## Provided data
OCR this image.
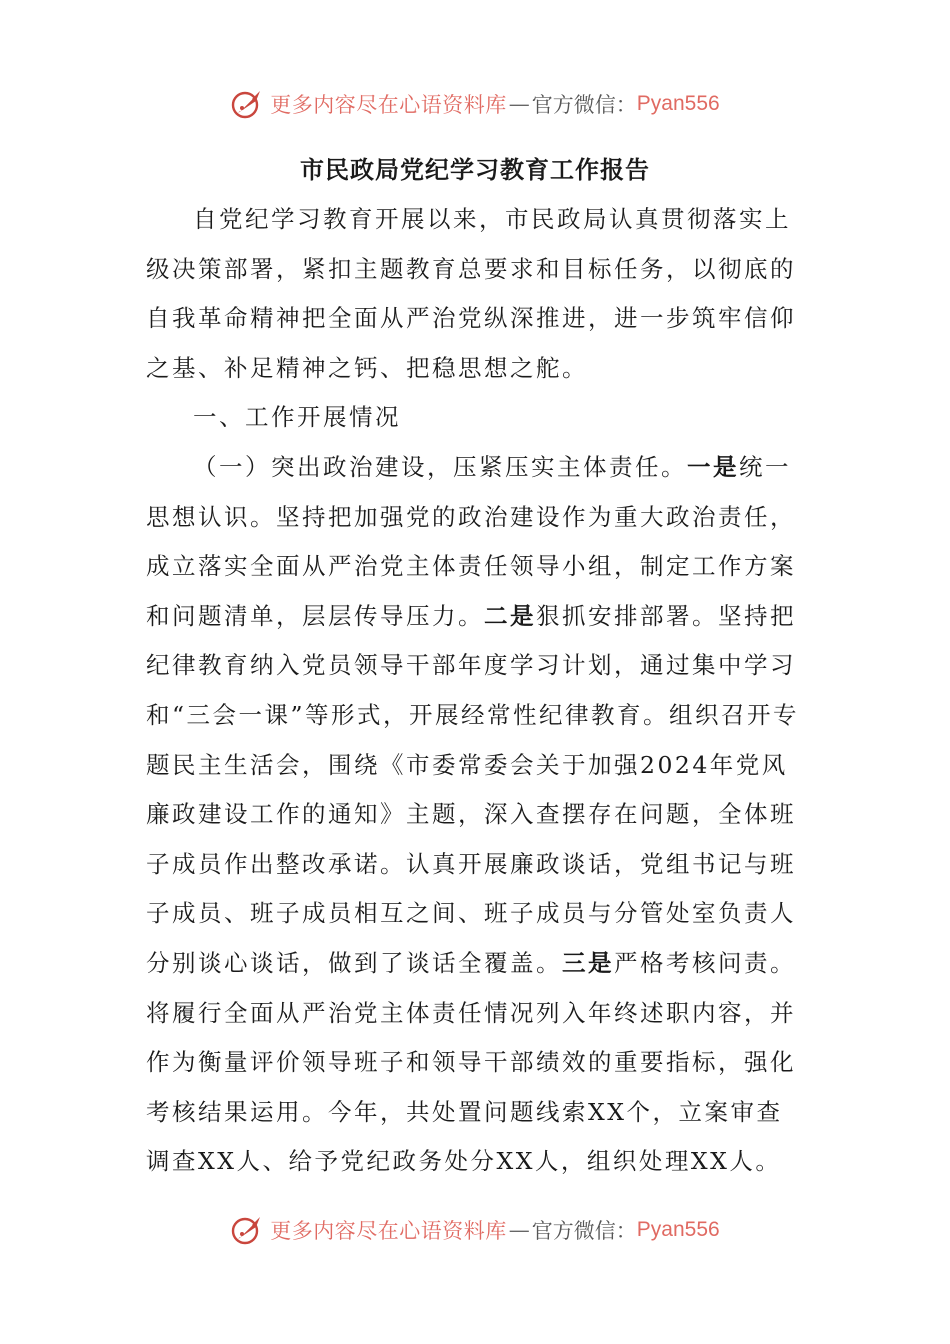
更多内容尽在心语资料库 — 官方微信： Pyan556
市民政局党纪学习教育工作报告

自党纪学习教育开展以来，市民政局认真贯彻落实上级决策部署，紧扣主题教育总要求和目标任务，以彻底的自我革命精神把全面从严治党纵深推进，进一步筑牢信仰之基、补足精神之钙、把稳思想之舵。

一、工作开展情况

（一）突出政治建设，压紧压实主体责任。一是统一思想认识。坚持把加强党的政治建设作为重大政治责任，成立落实全面从严治党主体责任领导小组，制定工作方案和问题清单，层层传导压力。二是狠抓安排部署。坚持把纪律教育纳入党员领导干部年度学习计划，通过集中学习和“三会一课”等形式，开展经常性纪律教育。组织召开专题民主生活会，围绕《市委常委会关于加强2024年党风廉政建设工作的通知》主题，深入查摆存在问题，全体班子成员作出整改承诺。认真开展廉政谈话，党组书记与班子成员、班子成员相互之间、班子成员与分管处室负责人分别谈心谈话，做到了谈话全覆盖。三是严格考核问责。将履行全面从严治党主体责任情况列入年终述职内容，并作为衡量评价领导班子和领导干部绩效的重要指标，强化考核结果运用。今年，共处置问题线索XX个，立案审查调查XX人、给予党纪政务处分XX人，组织处理XX人。

更多内容尽在心语资料库 — 官方微信： Pyan556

## Given exercise
Reproduce each record above by retyping it exactly; omit all images.

## The completed task
OCR this image.
更多内容尽在心语资料库 — 官方微信： Pyan556
市民政局党纪学习教育工作报告

自党纪学习教育开展以来，市民政局认真贯彻落实上级决策部署，紧扣主题教育总要求和目标任务，以彻底的自我革命精神把全面从严治党纵深推进，进一步筑牢信仰之基、补足精神之钙、把稳思想之舵。

一、工作开展情况

（一）突出政治建设，压紧压实主体责任。一是统一思想认识。坚持把加强党的政治建设作为重大政治责任，成立落实全面从严治党主体责任领导小组，制定工作方案和问题清单，层层传导压力。二是狠抓安排部署。坚持把纪律教育纳入党员领导干部年度学习计划，通过集中学习和“三会一课”等形式，开展经常性纪律教育。组织召开专题民主生活会，围绕《市委常委会关于加强2024年党风廉政建设工作的通知》主题，深入查摆存在问题，全体班子成员作出整改承诺。认真开展廉政谈话，党组书记与班子成员、班子成员相互之间、班子成员与分管处室负责人分别谈心谈话，做到了谈话全覆盖。三是严格考核问责。将履行全面从严治党主体责任情况列入年终述职内容，并作为衡量评价领导班子和领导干部绩效的重要指标，强化考核结果运用。今年，共处置问题线索XX个，立案审查调查XX人、给予党纪政务处分XX人，组织处理XX人。

更多内容尽在心语资料库 — 官方微信： Pyan556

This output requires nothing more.